» EXERCISE:
Write out the data again in full, exactly as it reads.

━━━━━━━━━━━━━━━━━━━━

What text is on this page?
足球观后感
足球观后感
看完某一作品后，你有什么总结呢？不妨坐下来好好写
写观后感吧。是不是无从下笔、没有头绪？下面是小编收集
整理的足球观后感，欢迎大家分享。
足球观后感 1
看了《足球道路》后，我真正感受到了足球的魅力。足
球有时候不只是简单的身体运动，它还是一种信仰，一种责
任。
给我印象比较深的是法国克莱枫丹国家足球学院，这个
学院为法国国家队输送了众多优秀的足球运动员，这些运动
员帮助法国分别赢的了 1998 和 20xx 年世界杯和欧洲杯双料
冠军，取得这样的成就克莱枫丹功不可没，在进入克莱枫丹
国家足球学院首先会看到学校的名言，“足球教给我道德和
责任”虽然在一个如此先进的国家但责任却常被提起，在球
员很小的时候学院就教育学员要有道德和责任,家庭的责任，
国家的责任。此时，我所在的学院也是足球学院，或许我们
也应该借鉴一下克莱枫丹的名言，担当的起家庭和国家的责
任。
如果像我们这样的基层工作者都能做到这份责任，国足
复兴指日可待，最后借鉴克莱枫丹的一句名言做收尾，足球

━━━━━━━━━━━━━━━━━━━━

» OUTPUT BELOW:
What text is on this page?
足球观后感
足球观后感
看完某一作品后，你有什么总结呢？不妨坐下来好好写
写观后感吧。是不是无从下笔、没有头绪？下面是小编收集
整理的足球观后感，欢迎大家分享。
足球观后感 1
看了《足球道路》后，我真正感受到了足球的魅力。足
球有时候不只是简单的身体运动，它还是一种信仰，一种责
任。
给我印象比较深的是法国克莱枫丹国家足球学院，这个
学院为法国国家队输送了众多优秀的足球运动员，这些运动
员帮助法国分别赢的了 1998 和 20xx 年世界杯和欧洲杯双料
冠军，取得这样的成就克莱枫丹功不可没，在进入克莱枫丹
国家足球学院首先会看到学校的名言，“足球教给我道德和
责任”虽然在一个如此先进的国家但责任却常被提起，在球
员很小的时候学院就教育学员要有道德和责任,家庭的责任，
国家的责任。此时，我所在的学院也是足球学院，或许我们
也应该借鉴一下克莱枫丹的名言，担当的起家庭和国家的责
任。
如果像我们这样的基层工作者都能做到这份责任，国足
复兴指日可待，最后借鉴克莱枫丹的一句名言做收尾，足球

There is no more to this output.